### GOAL OF THE EXERCISE
Each record below is to be reproduced without any change.

(Stored data entries)
# # # # #
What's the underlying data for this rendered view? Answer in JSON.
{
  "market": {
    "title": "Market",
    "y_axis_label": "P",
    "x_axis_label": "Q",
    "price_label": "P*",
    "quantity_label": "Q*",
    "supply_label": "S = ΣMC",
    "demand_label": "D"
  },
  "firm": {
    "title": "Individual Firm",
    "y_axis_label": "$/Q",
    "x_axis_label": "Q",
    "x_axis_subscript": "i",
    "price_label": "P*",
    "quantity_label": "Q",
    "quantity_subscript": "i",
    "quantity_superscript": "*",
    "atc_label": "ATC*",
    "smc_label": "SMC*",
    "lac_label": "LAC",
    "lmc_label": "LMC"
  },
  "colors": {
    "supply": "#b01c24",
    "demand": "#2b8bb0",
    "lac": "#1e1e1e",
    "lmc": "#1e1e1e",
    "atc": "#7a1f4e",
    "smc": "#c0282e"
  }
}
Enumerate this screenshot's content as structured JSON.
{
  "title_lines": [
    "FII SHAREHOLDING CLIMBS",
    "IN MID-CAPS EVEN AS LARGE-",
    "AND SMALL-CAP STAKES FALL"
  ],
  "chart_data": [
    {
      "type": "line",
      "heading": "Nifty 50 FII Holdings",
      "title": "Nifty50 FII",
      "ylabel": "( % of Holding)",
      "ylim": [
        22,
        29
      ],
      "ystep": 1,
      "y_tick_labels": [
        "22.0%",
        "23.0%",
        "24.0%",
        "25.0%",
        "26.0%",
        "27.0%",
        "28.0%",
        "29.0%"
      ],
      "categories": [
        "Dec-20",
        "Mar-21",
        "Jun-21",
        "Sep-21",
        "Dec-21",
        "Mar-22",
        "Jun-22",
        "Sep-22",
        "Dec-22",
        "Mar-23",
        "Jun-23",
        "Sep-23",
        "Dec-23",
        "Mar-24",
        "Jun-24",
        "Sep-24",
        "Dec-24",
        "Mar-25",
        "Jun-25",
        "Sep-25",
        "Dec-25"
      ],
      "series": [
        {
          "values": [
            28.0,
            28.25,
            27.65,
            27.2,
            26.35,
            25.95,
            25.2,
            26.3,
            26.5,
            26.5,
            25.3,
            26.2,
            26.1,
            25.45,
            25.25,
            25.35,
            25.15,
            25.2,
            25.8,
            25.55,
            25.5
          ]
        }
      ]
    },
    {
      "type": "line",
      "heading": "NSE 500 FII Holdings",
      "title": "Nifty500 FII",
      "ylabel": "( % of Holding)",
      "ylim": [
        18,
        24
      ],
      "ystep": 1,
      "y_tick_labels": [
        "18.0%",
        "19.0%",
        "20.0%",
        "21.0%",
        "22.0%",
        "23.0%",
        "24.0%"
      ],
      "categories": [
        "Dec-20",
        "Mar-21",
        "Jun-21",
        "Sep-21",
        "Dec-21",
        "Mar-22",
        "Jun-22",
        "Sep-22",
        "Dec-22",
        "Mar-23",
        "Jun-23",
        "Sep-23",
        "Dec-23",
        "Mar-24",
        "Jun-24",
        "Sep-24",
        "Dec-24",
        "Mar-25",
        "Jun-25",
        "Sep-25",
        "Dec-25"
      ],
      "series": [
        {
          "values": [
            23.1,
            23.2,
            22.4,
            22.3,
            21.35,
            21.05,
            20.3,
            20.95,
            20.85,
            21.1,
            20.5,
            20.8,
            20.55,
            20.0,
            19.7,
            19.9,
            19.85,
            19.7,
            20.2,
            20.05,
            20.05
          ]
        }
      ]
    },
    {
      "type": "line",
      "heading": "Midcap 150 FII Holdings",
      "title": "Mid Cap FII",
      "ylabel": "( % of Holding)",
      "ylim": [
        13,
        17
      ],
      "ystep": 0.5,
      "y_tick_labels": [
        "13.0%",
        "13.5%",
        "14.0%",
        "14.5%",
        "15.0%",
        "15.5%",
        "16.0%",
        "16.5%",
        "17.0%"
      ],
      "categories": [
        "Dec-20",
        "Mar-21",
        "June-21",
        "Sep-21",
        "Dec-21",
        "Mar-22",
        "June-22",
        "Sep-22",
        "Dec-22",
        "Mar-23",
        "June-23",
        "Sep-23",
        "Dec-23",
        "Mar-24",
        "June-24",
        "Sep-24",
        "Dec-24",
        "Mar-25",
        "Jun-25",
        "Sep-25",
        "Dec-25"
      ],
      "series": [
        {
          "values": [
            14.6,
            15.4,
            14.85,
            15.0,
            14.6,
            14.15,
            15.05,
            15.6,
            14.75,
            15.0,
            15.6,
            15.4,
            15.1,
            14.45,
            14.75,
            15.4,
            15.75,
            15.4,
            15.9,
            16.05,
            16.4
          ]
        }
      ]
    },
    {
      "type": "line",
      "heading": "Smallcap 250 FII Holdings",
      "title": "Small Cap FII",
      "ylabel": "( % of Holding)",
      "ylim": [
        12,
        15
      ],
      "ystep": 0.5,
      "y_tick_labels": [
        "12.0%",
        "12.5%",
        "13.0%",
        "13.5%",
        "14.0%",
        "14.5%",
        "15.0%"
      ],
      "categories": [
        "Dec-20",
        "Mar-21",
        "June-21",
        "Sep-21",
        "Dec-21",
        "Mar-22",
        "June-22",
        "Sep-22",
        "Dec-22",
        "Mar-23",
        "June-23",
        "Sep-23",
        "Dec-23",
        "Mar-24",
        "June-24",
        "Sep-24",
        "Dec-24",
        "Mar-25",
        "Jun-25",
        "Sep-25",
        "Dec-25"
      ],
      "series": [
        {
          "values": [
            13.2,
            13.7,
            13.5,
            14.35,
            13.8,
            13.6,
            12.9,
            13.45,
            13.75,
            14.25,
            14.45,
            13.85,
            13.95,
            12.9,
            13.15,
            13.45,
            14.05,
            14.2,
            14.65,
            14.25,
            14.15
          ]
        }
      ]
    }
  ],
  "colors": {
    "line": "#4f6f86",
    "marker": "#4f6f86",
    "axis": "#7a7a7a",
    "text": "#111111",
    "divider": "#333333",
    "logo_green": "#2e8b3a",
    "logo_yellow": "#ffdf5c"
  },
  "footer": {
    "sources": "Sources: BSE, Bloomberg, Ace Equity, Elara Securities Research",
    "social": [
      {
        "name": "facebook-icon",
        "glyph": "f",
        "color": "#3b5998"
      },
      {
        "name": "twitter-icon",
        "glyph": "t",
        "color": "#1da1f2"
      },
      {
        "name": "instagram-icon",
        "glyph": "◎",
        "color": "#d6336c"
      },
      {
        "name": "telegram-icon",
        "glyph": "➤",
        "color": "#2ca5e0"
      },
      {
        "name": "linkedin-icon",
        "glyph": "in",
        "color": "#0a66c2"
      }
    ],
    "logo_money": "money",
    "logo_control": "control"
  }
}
# # # # #
### ANSWER TO THE TASK
What's the underlying data for this rendered view? Answer in JSON.
{
  "market": {
    "title": "Market",
    "y_axis_label": "P",
    "x_axis_label": "Q",
    "price_label": "P*",
    "quantity_label": "Q*",
    "supply_label": "S = ΣMC",
    "demand_label": "D"
  },
  "firm": {
    "title": "Individual Firm",
    "y_axis_label": "$/Q",
    "x_axis_label": "Q",
    "x_axis_subscript": "i",
    "price_label": "P*",
    "quantity_label": "Q",
    "quantity_subscript": "i",
    "quantity_superscript": "*",
    "atc_label": "ATC*",
    "smc_label": "SMC*",
    "lac_label": "LAC",
    "lmc_label": "LMC"
  },
  "colors": {
    "supply": "#b01c24",
    "demand": "#2b8bb0",
    "lac": "#1e1e1e",
    "lmc": "#1e1e1e",
    "atc": "#7a1f4e",
    "smc": "#c0282e"
  }
}
Enumerate this screenshot's content as structured JSON.
{
  "title_lines": [
    "FII SHAREHOLDING CLIMBS",
    "IN MID-CAPS EVEN AS LARGE-",
    "AND SMALL-CAP STAKES FALL"
  ],
  "chart_data": [
    {
      "type": "line",
      "heading": "Nifty 50 FII Holdings",
      "title": "Nifty50 FII",
      "ylabel": "( % of Holding)",
      "ylim": [
        22,
        29
      ],
      "ystep": 1,
      "y_tick_labels": [
        "22.0%",
        "23.0%",
        "24.0%",
        "25.0%",
        "26.0%",
        "27.0%",
        "28.0%",
        "29.0%"
      ],
      "categories": [
        "Dec-20",
        "Mar-21",
        "Jun-21",
        "Sep-21",
        "Dec-21",
        "Mar-22",
        "Jun-22",
        "Sep-22",
        "Dec-22",
        "Mar-23",
        "Jun-23",
        "Sep-23",
        "Dec-23",
        "Mar-24",
        "Jun-24",
        "Sep-24",
        "Dec-24",
        "Mar-25",
        "Jun-25",
        "Sep-25",
        "Dec-25"
      ],
      "series": [
        {
          "values": [
            28.0,
            28.25,
            27.65,
            27.2,
            26.35,
            25.95,
            25.2,
            26.3,
            26.5,
            26.5,
            25.3,
            26.2,
            26.1,
            25.45,
            25.25,
            25.35,
            25.15,
            25.2,
            25.8,
            25.55,
            25.5
          ]
        }
      ]
    },
    {
      "type": "line",
      "heading": "NSE 500 FII Holdings",
      "title": "Nifty500 FII",
      "ylabel": "( % of Holding)",
      "ylim": [
        18,
        24
      ],
      "ystep": 1,
      "y_tick_labels": [
        "18.0%",
        "19.0%",
        "20.0%",
        "21.0%",
        "22.0%",
        "23.0%",
        "24.0%"
      ],
      "categories": [
        "Dec-20",
        "Mar-21",
        "Jun-21",
        "Sep-21",
        "Dec-21",
        "Mar-22",
        "Jun-22",
        "Sep-22",
        "Dec-22",
        "Mar-23",
        "Jun-23",
        "Sep-23",
        "Dec-23",
        "Mar-24",
        "Jun-24",
        "Sep-24",
        "Dec-24",
        "Mar-25",
        "Jun-25",
        "Sep-25",
        "Dec-25"
      ],
      "series": [
        {
          "values": [
            23.1,
            23.2,
            22.4,
            22.3,
            21.35,
            21.05,
            20.3,
            20.95,
            20.85,
            21.1,
            20.5,
            20.8,
            20.55,
            20.0,
            19.7,
            19.9,
            19.85,
            19.7,
            20.2,
            20.05,
            20.05
          ]
        }
      ]
    },
    {
      "type": "line",
      "heading": "Midcap 150 FII Holdings",
      "title": "Mid Cap FII",
      "ylabel": "( % of Holding)",
      "ylim": [
        13,
        17
      ],
      "ystep": 0.5,
      "y_tick_labels": [
        "13.0%",
        "13.5%",
        "14.0%",
        "14.5%",
        "15.0%",
        "15.5%",
        "16.0%",
        "16.5%",
        "17.0%"
      ],
      "categories": [
        "Dec-20",
        "Mar-21",
        "June-21",
        "Sep-21",
        "Dec-21",
        "Mar-22",
        "June-22",
        "Sep-22",
        "Dec-22",
        "Mar-23",
        "June-23",
        "Sep-23",
        "Dec-23",
        "Mar-24",
        "June-24",
        "Sep-24",
        "Dec-24",
        "Mar-25",
        "Jun-25",
        "Sep-25",
        "Dec-25"
      ],
      "series": [
        {
          "values": [
            14.6,
            15.4,
            14.85,
            15.0,
            14.6,
            14.15,
            15.05,
            15.6,
            14.75,
            15.0,
            15.6,
            15.4,
            15.1,
            14.45,
            14.75,
            15.4,
            15.75,
            15.4,
            15.9,
            16.05,
            16.4
          ]
        }
      ]
    },
    {
      "type": "line",
      "heading": "Smallcap 250 FII Holdings",
      "title": "Small Cap FII",
      "ylabel": "( % of Holding)",
      "ylim": [
        12,
        15
      ],
      "ystep": 0.5,
      "y_tick_labels": [
        "12.0%",
        "12.5%",
        "13.0%",
        "13.5%",
        "14.0%",
        "14.5%",
        "15.0%"
      ],
      "categories": [
        "Dec-20",
        "Mar-21",
        "June-21",
        "Sep-21",
        "Dec-21",
        "Mar-22",
        "June-22",
        "Sep-22",
        "Dec-22",
        "Mar-23",
        "June-23",
        "Sep-23",
        "Dec-23",
        "Mar-24",
        "June-24",
        "Sep-24",
        "Dec-24",
        "Mar-25",
        "Jun-25",
        "Sep-25",
        "Dec-25"
      ],
      "series": [
        {
          "values": [
            13.2,
            13.7,
            13.5,
            14.35,
            13.8,
            13.6,
            12.9,
            13.45,
            13.75,
            14.25,
            14.45,
            13.85,
            13.95,
            12.9,
            13.15,
            13.45,
            14.05,
            14.2,
            14.65,
            14.25,
            14.15
          ]
        }
      ]
    }
  ],
  "colors": {
    "line": "#4f6f86",
    "marker": "#4f6f86",
    "axis": "#7a7a7a",
    "text": "#111111",
    "divider": "#333333",
    "logo_green": "#2e8b3a",
    "logo_yellow": "#ffdf5c"
  },
  "footer": {
    "sources": "Sources: BSE, Bloomberg, Ace Equity, Elara Securities Research",
    "social": [
      {
        "name": "facebook-icon",
        "glyph": "f",
        "color": "#3b5998"
      },
      {
        "name": "twitter-icon",
        "glyph": "t",
        "color": "#1da1f2"
      },
      {
        "name": "instagram-icon",
        "glyph": "◎",
        "color": "#d6336c"
      },
      {
        "name": "telegram-icon",
        "glyph": "➤",
        "color": "#2ca5e0"
      },
      {
        "name": "linkedin-icon",
        "glyph": "in",
        "color": "#0a66c2"
      }
    ],
    "logo_money": "money",
    "logo_control": "control"
  }
}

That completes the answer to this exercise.